TASK TO COMPLETE:
All of the data below should be output exactly as given.

(DATA FOR REVIEW Opens)

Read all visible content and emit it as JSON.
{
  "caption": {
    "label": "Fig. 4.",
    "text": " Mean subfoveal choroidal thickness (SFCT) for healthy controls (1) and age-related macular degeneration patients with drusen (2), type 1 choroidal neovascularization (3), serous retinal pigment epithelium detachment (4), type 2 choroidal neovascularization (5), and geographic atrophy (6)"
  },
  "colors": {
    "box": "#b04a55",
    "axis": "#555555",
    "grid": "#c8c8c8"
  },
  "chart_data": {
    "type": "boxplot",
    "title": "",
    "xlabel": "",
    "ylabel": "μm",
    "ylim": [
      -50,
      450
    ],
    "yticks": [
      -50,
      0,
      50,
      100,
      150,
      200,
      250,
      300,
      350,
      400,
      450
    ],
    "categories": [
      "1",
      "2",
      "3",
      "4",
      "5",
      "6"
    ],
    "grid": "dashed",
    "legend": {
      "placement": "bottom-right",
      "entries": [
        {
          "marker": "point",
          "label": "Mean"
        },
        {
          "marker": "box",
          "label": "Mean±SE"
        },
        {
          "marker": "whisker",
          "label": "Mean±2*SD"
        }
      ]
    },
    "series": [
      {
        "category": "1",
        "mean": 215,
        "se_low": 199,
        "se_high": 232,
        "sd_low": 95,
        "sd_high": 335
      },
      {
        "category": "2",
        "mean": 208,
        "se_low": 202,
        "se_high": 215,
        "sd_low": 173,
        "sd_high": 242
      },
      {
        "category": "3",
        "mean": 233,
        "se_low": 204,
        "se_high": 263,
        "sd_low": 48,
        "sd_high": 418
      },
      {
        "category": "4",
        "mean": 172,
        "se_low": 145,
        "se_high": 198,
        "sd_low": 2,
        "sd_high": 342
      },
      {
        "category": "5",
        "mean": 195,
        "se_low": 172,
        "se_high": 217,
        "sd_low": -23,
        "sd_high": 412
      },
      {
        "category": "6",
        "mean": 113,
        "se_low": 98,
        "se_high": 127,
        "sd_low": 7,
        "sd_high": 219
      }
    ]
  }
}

(DATA FOR REVIEW Closes)

WRITTEN ANSWER:
Read all visible content and emit it as JSON.
{
  "caption": {
    "label": "Fig. 4.",
    "text": " Mean subfoveal choroidal thickness (SFCT) for healthy controls (1) and age-related macular degeneration patients with drusen (2), type 1 choroidal neovascularization (3), serous retinal pigment epithelium detachment (4), type 2 choroidal neovascularization (5), and geographic atrophy (6)"
  },
  "colors": {
    "box": "#b04a55",
    "axis": "#555555",
    "grid": "#c8c8c8"
  },
  "chart_data": {
    "type": "boxplot",
    "title": "",
    "xlabel": "",
    "ylabel": "μm",
    "ylim": [
      -50,
      450
    ],
    "yticks": [
      -50,
      0,
      50,
      100,
      150,
      200,
      250,
      300,
      350,
      400,
      450
    ],
    "categories": [
      "1",
      "2",
      "3",
      "4",
      "5",
      "6"
    ],
    "grid": "dashed",
    "legend": {
      "placement": "bottom-right",
      "entries": [
        {
          "marker": "point",
          "label": "Mean"
        },
        {
          "marker": "box",
          "label": "Mean±SE"
        },
        {
          "marker": "whisker",
          "label": "Mean±2*SD"
        }
      ]
    },
    "series": [
      {
        "category": "1",
        "mean": 215,
        "se_low": 199,
        "se_high": 232,
        "sd_low": 95,
        "sd_high": 335
      },
      {
        "category": "2",
        "mean": 208,
        "se_low": 202,
        "se_high": 215,
        "sd_low": 173,
        "sd_high": 242
      },
      {
        "category": "3",
        "mean": 233,
        "se_low": 204,
        "se_high": 263,
        "sd_low": 48,
        "sd_high": 418
      },
      {
        "category": "4",
        "mean": 172,
        "se_low": 145,
        "se_high": 198,
        "sd_low": 2,
        "sd_high": 342
      },
      {
        "category": "5",
        "mean": 195,
        "se_low": 172,
        "se_high": 217,
        "sd_low": -23,
        "sd_high": 412
      },
      {
        "category": "6",
        "mean": 113,
        "se_low": 98,
        "se_high": 127,
        "sd_low": 7,
        "sd_high": 219
      }
    ]
  }
}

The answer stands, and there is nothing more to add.